--- Begin DATA SECTION ---

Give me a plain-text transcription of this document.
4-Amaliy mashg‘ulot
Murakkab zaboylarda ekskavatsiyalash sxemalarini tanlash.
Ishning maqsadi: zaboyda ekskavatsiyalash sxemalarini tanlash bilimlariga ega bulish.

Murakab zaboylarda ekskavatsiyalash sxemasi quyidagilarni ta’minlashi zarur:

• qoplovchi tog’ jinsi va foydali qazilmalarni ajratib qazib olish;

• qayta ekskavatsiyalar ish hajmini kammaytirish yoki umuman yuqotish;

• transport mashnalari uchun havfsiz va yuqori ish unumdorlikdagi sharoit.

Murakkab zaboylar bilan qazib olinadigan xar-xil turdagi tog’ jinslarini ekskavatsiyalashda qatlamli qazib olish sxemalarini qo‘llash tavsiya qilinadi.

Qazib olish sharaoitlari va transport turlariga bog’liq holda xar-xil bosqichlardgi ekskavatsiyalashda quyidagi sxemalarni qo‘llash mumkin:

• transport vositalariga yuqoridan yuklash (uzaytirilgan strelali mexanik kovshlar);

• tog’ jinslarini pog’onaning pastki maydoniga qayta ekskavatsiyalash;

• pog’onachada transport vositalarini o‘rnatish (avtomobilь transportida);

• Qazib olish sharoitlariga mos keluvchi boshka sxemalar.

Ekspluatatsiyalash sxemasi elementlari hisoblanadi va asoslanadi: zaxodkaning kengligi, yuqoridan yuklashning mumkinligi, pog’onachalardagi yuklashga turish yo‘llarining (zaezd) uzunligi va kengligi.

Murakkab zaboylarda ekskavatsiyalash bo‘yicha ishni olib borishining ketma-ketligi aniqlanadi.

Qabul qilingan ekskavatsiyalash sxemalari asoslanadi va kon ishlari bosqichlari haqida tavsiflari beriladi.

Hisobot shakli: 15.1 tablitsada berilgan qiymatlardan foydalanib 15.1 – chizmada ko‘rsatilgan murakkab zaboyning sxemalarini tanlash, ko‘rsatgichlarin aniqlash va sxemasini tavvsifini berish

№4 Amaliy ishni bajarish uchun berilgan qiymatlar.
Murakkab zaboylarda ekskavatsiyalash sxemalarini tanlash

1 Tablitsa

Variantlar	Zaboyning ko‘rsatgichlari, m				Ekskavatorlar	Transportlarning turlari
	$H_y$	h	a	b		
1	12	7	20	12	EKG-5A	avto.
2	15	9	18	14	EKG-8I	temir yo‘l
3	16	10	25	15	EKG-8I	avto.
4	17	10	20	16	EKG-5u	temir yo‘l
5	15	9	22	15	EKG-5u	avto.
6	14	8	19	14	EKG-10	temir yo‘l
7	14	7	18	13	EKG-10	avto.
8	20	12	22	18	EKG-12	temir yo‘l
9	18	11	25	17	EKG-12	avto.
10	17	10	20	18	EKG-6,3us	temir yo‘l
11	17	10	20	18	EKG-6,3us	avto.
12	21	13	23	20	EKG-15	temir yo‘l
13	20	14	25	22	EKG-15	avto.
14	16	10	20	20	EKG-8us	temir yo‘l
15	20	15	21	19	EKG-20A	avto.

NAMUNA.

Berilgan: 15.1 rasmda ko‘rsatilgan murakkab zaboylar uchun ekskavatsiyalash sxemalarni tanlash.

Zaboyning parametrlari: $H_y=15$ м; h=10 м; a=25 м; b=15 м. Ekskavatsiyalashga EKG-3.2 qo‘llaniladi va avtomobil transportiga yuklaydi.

--- End DATA SECTION ---

= SET EXERCISE =
Your task is to retype all of the records exactly.

= ANSWER FOR THE TASK =
Give me a plain-text transcription of this document.
4-Amaliy mashg‘ulot
Murakkab zaboylarda ekskavatsiyalash sxemalarini tanlash.
Ishning maqsadi: zaboyda ekskavatsiyalash sxemalarini tanlash bilimlariga ega bulish.

Murakab zaboylarda ekskavatsiyalash sxemasi quyidagilarni ta’minlashi zarur:

• qoplovchi tog’ jinsi va foydali qazilmalarni ajratib qazib olish;

• qayta ekskavatsiyalar ish hajmini kammaytirish yoki umuman yuqotish;

• transport mashnalari uchun havfsiz va yuqori ish unumdorlikdagi sharoit.

Murakkab zaboylar bilan qazib olinadigan xar-xil turdagi tog’ jinslarini ekskavatsiyalashda qatlamli qazib olish sxemalarini qo‘llash tavsiya qilinadi.

Qazib olish sharaoitlari va transport turlariga bog’liq holda xar-xil bosqichlardgi ekskavatsiyalashda quyidagi sxemalarni qo‘llash mumkin:

• transport vositalariga yuqoridan yuklash (uzaytirilgan strelali mexanik kovshlar);

• tog’ jinslarini pog’onaning pastki maydoniga qayta ekskavatsiyalash;

• pog’onachada transport vositalarini o‘rnatish (avtomobilь transportida);

• Qazib olish sharoitlariga mos keluvchi boshka sxemalar.

Ekspluatatsiyalash sxemasi elementlari hisoblanadi va asoslanadi: zaxodkaning kengligi, yuqoridan yuklashning mumkinligi, pog’onachalardagi yuklashga turish yo‘llarining (zaezd) uzunligi va kengligi.

Murakkab zaboylarda ekskavatsiyalash bo‘yicha ishni olib borishining ketma-ketligi aniqlanadi.

Qabul qilingan ekskavatsiyalash sxemalari asoslanadi va kon ishlari bosqichlari haqida tavsiflari beriladi.

Hisobot shakli: 15.1 tablitsada berilgan qiymatlardan foydalanib 15.1 – chizmada ko‘rsatilgan murakkab zaboyning sxemalarini tanlash, ko‘rsatgichlarin aniqlash va sxemasini tavvsifini berish

№4 Amaliy ishni bajarish uchun berilgan qiymatlar.
Murakkab zaboylarda ekskavatsiyalash sxemalarini tanlash

1 Tablitsa

Variantlar	Zaboyning ko‘rsatgichlari, m				Ekskavatorlar	Transportlarning turlari
	$H_y$	h	a	b		
1	12	7	20	12	EKG-5A	avto.
2	15	9	18	14	EKG-8I	temir yo‘l
3	16	10	25	15	EKG-8I	avto.
4	17	10	20	16	EKG-5u	temir yo‘l
5	15	9	22	15	EKG-5u	avto.
6	14	8	19	14	EKG-10	temir yo‘l
7	14	7	18	13	EKG-10	avto.
8	20	12	22	18	EKG-12	temir yo‘l
9	18	11	25	17	EKG-12	avto.
10	17	10	20	18	EKG-6,3us	temir yo‘l
11	17	10	20	18	EKG-6,3us	avto.
12	21	13	23	20	EKG-15	temir yo‘l
13	20	14	25	22	EKG-15	avto.
14	16	10	20	20	EKG-8us	temir yo‘l
15	20	15	21	19	EKG-20A	avto.

NAMUNA.

Berilgan: 15.1 rasmda ko‘rsatilgan murakkab zaboylar uchun ekskavatsiyalash sxemalarni tanlash.

Zaboyning parametrlari: $H_y=15$ м; h=10 м; a=25 м; b=15 м. Ekskavatsiyalashga EKG-3.2 qo‘llaniladi va avtomobil transportiga yuklaydi.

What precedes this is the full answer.